## Work instructions
Please retype the data in full and exactly; the pictures are not part of the copy.

## Source records
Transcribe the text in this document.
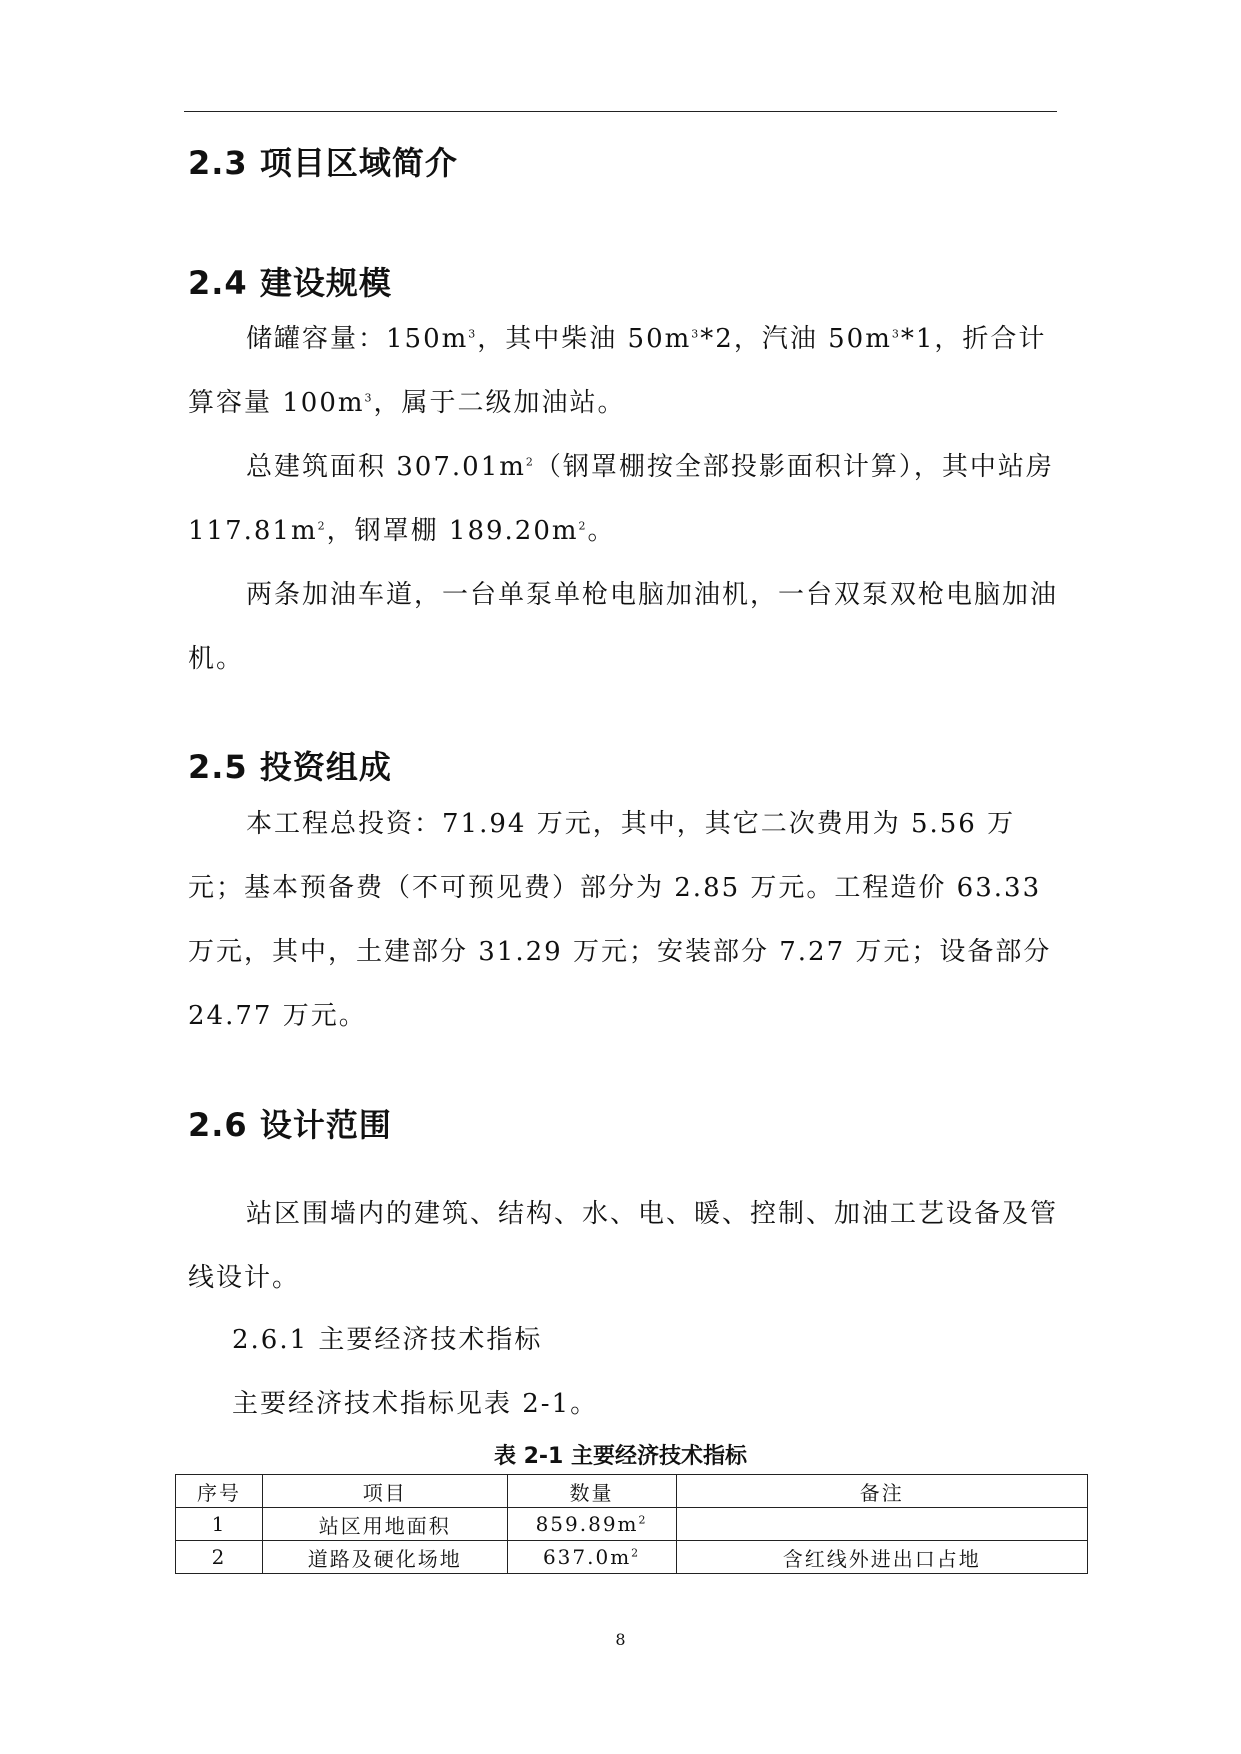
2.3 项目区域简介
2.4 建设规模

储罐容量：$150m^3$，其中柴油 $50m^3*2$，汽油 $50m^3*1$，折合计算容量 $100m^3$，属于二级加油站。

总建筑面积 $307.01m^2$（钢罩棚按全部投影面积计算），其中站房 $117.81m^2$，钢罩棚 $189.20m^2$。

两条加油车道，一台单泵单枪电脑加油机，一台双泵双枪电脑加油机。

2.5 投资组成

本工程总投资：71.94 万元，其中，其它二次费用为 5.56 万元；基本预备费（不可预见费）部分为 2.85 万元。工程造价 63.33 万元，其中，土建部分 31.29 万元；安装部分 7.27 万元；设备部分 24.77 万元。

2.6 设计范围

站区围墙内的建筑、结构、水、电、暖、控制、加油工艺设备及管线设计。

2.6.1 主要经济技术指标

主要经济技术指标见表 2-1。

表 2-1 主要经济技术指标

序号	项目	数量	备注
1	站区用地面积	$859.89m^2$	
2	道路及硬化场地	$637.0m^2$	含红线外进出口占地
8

## Result of the task
Transcribe the text in this document.
2.3 项目区域简介
2.4 建设规模

储罐容量：$150m^3$，其中柴油 $50m^3*2$，汽油 $50m^3*1$，折合计算容量 $100m^3$，属于二级加油站。

总建筑面积 $307.01m^2$（钢罩棚按全部投影面积计算），其中站房 $117.81m^2$，钢罩棚 $189.20m^2$。

两条加油车道，一台单泵单枪电脑加油机，一台双泵双枪电脑加油机。

2.5 投资组成

本工程总投资：71.94 万元，其中，其它二次费用为 5.56 万元；基本预备费（不可预见费）部分为 2.85 万元。工程造价 63.33 万元，其中，土建部分 31.29 万元；安装部分 7.27 万元；设备部分 24.77 万元。

2.6 设计范围

站区围墙内的建筑、结构、水、电、暖、控制、加油工艺设备及管线设计。

2.6.1 主要经济技术指标

主要经济技术指标见表 2-1。

表 2-1 主要经济技术指标

序号	项目	数量	备注
1	站区用地面积	$859.89m^2$	
2	道路及硬化场地	$637.0m^2$	含红线外进出口占地
8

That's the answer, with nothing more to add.